To be done: Locate the word "this" in the material, then show every line that holds it.

--- Begin Exercise materials ---

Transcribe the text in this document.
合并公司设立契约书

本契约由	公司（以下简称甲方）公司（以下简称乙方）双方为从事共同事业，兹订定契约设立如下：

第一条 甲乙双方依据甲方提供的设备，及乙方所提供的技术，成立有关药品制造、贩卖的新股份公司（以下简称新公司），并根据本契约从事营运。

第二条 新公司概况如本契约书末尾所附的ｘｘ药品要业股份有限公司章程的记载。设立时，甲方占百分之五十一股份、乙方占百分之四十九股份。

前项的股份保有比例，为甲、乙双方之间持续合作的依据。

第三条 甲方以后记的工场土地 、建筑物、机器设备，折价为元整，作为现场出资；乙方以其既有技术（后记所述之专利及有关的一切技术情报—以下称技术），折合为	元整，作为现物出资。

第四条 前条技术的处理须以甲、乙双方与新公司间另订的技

--- End Exercise materials ---
--- Begin Exercise materials ---

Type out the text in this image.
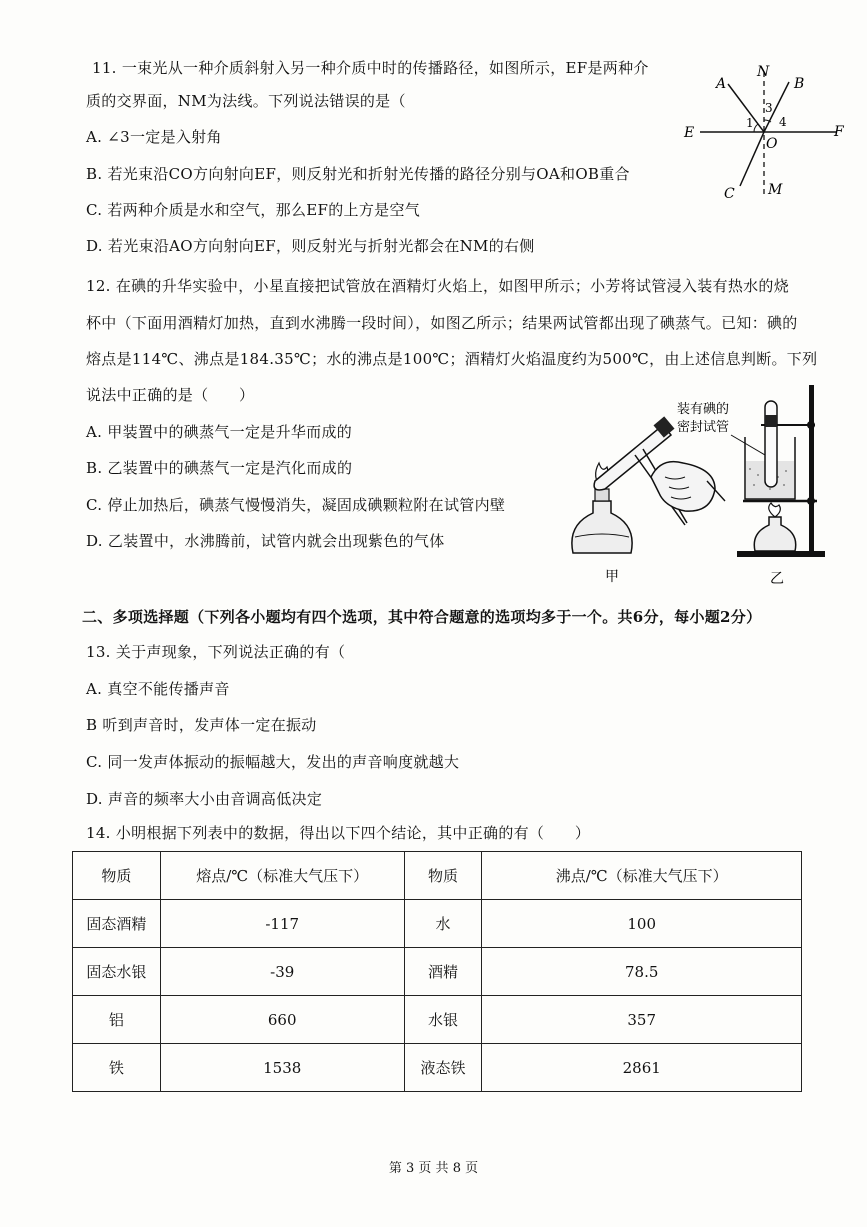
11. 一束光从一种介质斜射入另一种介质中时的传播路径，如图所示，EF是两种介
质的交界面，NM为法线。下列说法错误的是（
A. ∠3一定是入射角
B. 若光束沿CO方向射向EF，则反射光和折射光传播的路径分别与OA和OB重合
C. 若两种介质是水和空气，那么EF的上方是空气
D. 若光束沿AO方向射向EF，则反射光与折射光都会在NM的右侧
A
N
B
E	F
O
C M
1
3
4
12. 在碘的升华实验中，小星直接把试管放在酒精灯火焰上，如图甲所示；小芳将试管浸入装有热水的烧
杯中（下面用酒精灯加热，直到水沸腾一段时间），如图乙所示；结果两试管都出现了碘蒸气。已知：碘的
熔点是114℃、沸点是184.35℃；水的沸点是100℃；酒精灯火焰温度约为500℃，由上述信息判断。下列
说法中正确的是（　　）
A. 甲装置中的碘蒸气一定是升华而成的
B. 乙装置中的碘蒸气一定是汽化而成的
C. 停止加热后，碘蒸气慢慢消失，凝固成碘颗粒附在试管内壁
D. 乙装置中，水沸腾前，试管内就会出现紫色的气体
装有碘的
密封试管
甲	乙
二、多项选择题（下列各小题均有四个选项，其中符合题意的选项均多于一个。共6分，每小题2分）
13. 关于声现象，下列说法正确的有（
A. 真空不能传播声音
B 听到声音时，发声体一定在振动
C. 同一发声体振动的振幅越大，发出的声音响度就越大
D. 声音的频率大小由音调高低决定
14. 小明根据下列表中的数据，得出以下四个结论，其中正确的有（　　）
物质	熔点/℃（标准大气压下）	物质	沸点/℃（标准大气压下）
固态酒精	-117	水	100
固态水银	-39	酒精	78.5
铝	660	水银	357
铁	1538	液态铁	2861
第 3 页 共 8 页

--- End Exercise materials ---

Reply:
Transcribe the text in this document.
Type out the text in this image.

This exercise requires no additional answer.